--- Start DATA EXTRACT ---
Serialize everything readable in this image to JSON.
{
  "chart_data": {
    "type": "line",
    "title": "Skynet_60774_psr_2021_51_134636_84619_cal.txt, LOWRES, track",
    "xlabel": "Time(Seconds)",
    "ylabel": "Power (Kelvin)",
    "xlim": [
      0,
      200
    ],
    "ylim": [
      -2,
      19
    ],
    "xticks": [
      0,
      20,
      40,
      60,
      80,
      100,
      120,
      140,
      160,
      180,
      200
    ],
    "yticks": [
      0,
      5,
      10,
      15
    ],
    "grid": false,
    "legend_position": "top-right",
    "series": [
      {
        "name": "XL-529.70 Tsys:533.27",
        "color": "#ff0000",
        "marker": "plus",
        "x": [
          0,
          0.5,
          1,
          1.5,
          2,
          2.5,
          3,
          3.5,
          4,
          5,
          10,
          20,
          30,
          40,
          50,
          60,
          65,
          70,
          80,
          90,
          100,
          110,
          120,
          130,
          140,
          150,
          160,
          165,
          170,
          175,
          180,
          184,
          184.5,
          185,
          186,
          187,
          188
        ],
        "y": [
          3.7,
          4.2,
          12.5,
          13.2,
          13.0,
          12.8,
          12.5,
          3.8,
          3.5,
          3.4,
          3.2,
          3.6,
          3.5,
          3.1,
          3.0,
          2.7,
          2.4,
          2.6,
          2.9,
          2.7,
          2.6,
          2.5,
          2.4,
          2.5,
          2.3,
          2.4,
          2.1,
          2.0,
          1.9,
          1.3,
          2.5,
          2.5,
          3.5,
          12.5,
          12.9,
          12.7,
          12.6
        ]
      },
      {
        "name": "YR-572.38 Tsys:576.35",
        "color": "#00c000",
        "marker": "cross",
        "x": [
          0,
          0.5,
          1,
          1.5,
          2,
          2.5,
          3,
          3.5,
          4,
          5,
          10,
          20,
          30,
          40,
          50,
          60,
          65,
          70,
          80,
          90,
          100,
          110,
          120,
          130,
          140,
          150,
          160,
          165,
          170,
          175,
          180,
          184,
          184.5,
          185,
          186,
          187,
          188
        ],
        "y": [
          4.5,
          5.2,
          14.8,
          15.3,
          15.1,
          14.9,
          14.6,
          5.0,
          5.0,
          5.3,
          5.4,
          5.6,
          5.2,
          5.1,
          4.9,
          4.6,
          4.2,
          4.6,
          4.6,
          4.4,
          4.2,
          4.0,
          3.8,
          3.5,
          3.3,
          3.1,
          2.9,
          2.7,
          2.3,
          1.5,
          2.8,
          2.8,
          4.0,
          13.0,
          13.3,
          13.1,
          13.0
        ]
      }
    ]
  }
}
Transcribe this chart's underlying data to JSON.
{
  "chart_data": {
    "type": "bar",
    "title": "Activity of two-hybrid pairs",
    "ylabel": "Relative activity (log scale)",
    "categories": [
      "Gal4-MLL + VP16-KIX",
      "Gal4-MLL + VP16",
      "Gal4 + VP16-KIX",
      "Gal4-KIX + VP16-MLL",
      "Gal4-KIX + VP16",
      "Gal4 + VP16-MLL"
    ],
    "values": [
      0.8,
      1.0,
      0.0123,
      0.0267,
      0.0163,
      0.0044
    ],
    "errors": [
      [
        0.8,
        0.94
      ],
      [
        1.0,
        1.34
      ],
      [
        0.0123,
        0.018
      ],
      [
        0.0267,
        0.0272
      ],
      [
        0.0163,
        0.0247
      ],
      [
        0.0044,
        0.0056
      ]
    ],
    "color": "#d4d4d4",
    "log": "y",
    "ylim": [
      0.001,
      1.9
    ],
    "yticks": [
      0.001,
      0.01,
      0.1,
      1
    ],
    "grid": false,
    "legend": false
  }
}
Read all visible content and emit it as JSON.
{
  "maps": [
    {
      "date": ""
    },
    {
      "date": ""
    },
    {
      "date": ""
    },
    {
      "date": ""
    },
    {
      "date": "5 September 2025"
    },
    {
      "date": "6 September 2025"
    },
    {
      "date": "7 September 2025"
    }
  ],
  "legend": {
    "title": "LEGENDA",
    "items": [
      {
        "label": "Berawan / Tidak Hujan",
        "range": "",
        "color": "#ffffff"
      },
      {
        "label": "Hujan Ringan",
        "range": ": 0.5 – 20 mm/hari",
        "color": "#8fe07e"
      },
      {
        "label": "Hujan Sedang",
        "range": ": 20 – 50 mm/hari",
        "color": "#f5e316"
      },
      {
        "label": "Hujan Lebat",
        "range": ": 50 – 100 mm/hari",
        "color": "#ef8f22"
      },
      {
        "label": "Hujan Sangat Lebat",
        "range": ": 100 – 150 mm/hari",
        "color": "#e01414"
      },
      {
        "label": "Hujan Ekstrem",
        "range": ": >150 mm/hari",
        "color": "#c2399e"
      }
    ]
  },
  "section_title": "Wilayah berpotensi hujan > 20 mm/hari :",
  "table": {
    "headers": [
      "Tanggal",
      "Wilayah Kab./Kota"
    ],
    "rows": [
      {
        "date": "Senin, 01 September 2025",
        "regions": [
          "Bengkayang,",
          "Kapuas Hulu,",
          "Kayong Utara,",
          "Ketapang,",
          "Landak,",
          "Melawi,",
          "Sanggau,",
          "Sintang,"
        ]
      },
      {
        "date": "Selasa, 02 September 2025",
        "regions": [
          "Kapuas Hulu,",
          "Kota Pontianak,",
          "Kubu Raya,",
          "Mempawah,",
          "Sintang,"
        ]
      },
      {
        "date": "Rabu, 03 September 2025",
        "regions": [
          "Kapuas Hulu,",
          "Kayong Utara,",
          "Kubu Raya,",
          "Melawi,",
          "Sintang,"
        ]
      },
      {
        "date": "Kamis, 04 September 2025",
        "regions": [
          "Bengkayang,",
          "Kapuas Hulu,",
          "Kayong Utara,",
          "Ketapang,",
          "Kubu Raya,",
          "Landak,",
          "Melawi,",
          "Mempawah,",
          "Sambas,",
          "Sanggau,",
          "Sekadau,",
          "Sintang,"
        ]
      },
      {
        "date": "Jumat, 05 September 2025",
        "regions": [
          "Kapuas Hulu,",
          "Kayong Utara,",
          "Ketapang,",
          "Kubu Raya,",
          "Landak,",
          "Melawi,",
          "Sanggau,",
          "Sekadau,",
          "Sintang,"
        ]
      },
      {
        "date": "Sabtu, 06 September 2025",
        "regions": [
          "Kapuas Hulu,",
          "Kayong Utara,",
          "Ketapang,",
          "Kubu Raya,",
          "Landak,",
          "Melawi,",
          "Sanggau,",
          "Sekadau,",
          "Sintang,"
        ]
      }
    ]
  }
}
--- End DATA EXTRACT ---
• WHAT TO DO: From the first line to the last, please quote the material above exactly.

• ANSWER TO THIS EXERCISE:
Serialize everything readable in this image to JSON.
{
  "chart_data": {
    "type": "line",
    "title": "Skynet_60774_psr_2021_51_134636_84619_cal.txt, LOWRES, track",
    "xlabel": "Time(Seconds)",
    "ylabel": "Power (Kelvin)",
    "xlim": [
      0,
      200
    ],
    "ylim": [
      -2,
      19
    ],
    "xticks": [
      0,
      20,
      40,
      60,
      80,
      100,
      120,
      140,
      160,
      180,
      200
    ],
    "yticks": [
      0,
      5,
      10,
      15
    ],
    "grid": false,
    "legend_position": "top-right",
    "series": [
      {
        "name": "XL-529.70 Tsys:533.27",
        "color": "#ff0000",
        "marker": "plus",
        "x": [
          0,
          0.5,
          1,
          1.5,
          2,
          2.5,
          3,
          3.5,
          4,
          5,
          10,
          20,
          30,
          40,
          50,
          60,
          65,
          70,
          80,
          90,
          100,
          110,
          120,
          130,
          140,
          150,
          160,
          165,
          170,
          175,
          180,
          184,
          184.5,
          185,
          186,
          187,
          188
        ],
        "y": [
          3.7,
          4.2,
          12.5,
          13.2,
          13.0,
          12.8,
          12.5,
          3.8,
          3.5,
          3.4,
          3.2,
          3.6,
          3.5,
          3.1,
          3.0,
          2.7,
          2.4,
          2.6,
          2.9,
          2.7,
          2.6,
          2.5,
          2.4,
          2.5,
          2.3,
          2.4,
          2.1,
          2.0,
          1.9,
          1.3,
          2.5,
          2.5,
          3.5,
          12.5,
          12.9,
          12.7,
          12.6
        ]
      },
      {
        "name": "YR-572.38 Tsys:576.35",
        "color": "#00c000",
        "marker": "cross",
        "x": [
          0,
          0.5,
          1,
          1.5,
          2,
          2.5,
          3,
          3.5,
          4,
          5,
          10,
          20,
          30,
          40,
          50,
          60,
          65,
          70,
          80,
          90,
          100,
          110,
          120,
          130,
          140,
          150,
          160,
          165,
          170,
          175,
          180,
          184,
          184.5,
          185,
          186,
          187,
          188
        ],
        "y": [
          4.5,
          5.2,
          14.8,
          15.3,
          15.1,
          14.9,
          14.6,
          5.0,
          5.0,
          5.3,
          5.4,
          5.6,
          5.2,
          5.1,
          4.9,
          4.6,
          4.2,
          4.6,
          4.6,
          4.4,
          4.2,
          4.0,
          3.8,
          3.5,
          3.3,
          3.1,
          2.9,
          2.7,
          2.3,
          1.5,
          2.8,
          2.8,
          4.0,
          13.0,
          13.3,
          13.1,
          13.0
        ]
      }
    ]
  }
}
Transcribe this chart's underlying data to JSON.
{
  "chart_data": {
    "type": "bar",
    "title": "Activity of two-hybrid pairs",
    "ylabel": "Relative activity (log scale)",
    "categories": [
      "Gal4-MLL + VP16-KIX",
      "Gal4-MLL + VP16",
      "Gal4 + VP16-KIX",
      "Gal4-KIX + VP16-MLL",
      "Gal4-KIX + VP16",
      "Gal4 + VP16-MLL"
    ],
    "values": [
      0.8,
      1.0,
      0.0123,
      0.0267,
      0.0163,
      0.0044
    ],
    "errors": [
      [
        0.8,
        0.94
      ],
      [
        1.0,
        1.34
      ],
      [
        0.0123,
        0.018
      ],
      [
        0.0267,
        0.0272
      ],
      [
        0.0163,
        0.0247
      ],
      [
        0.0044,
        0.0056
      ]
    ],
    "color": "#d4d4d4",
    "log": "y",
    "ylim": [
      0.001,
      1.9
    ],
    "yticks": [
      0.001,
      0.01,
      0.1,
      1
    ],
    "grid": false,
    "legend": false
  }
}
Read all visible content and emit it as JSON.
{
  "maps": [
    {
      "date": ""
    },
    {
      "date": ""
    },
    {
      "date": ""
    },
    {
      "date": ""
    },
    {
      "date": "5 September 2025"
    },
    {
      "date": "6 September 2025"
    },
    {
      "date": "7 September 2025"
    }
  ],
  "legend": {
    "title": "LEGENDA",
    "items": [
      {
        "label": "Berawan / Tidak Hujan",
        "range": "",
        "color": "#ffffff"
      },
      {
        "label": "Hujan Ringan",
        "range": ": 0.5 – 20 mm/hari",
        "color": "#8fe07e"
      },
      {
        "label": "Hujan Sedang",
        "range": ": 20 – 50 mm/hari",
        "color": "#f5e316"
      },
      {
        "label": "Hujan Lebat",
        "range": ": 50 – 100 mm/hari",
        "color": "#ef8f22"
      },
      {
        "label": "Hujan Sangat Lebat",
        "range": ": 100 – 150 mm/hari",
        "color": "#e01414"
      },
      {
        "label": "Hujan Ekstrem",
        "range": ": >150 mm/hari",
        "color": "#c2399e"
      }
    ]
  },
  "section_title": "Wilayah berpotensi hujan > 20 mm/hari :",
  "table": {
    "headers": [
      "Tanggal",
      "Wilayah Kab./Kota"
    ],
    "rows": [
      {
        "date": "Senin, 01 September 2025",
        "regions": [
          "Bengkayang,",
          "Kapuas Hulu,",
          "Kayong Utara,",
          "Ketapang,",
          "Landak,",
          "Melawi,",
          "Sanggau,",
          "Sintang,"
        ]
      },
      {
        "date": "Selasa, 02 September 2025",
        "regions": [
          "Kapuas Hulu,",
          "Kota Pontianak,",
          "Kubu Raya,",
          "Mempawah,",
          "Sintang,"
        ]
      },
      {
        "date": "Rabu, 03 September 2025",
        "regions": [
          "Kapuas Hulu,",
          "Kayong Utara,",
          "Kubu Raya,",
          "Melawi,",
          "Sintang,"
        ]
      },
      {
        "date": "Kamis, 04 September 2025",
        "regions": [
          "Bengkayang,",
          "Kapuas Hulu,",
          "Kayong Utara,",
          "Ketapang,",
          "Kubu Raya,",
          "Landak,",
          "Melawi,",
          "Mempawah,",
          "Sambas,",
          "Sanggau,",
          "Sekadau,",
          "Sintang,"
        ]
      },
      {
        "date": "Jumat, 05 September 2025",
        "regions": [
          "Kapuas Hulu,",
          "Kayong Utara,",
          "Ketapang,",
          "Kubu Raya,",
          "Landak,",
          "Melawi,",
          "Sanggau,",
          "Sekadau,",
          "Sintang,"
        ]
      },
      {
        "date": "Sabtu, 06 September 2025",
        "regions": [
          "Kapuas Hulu,",
          "Kayong Utara,",
          "Ketapang,",
          "Kubu Raya,",
          "Landak,",
          "Melawi,",
          "Sanggau,",
          "Sekadau,",
          "Sintang,"
        ]
      }
    ]
  }
}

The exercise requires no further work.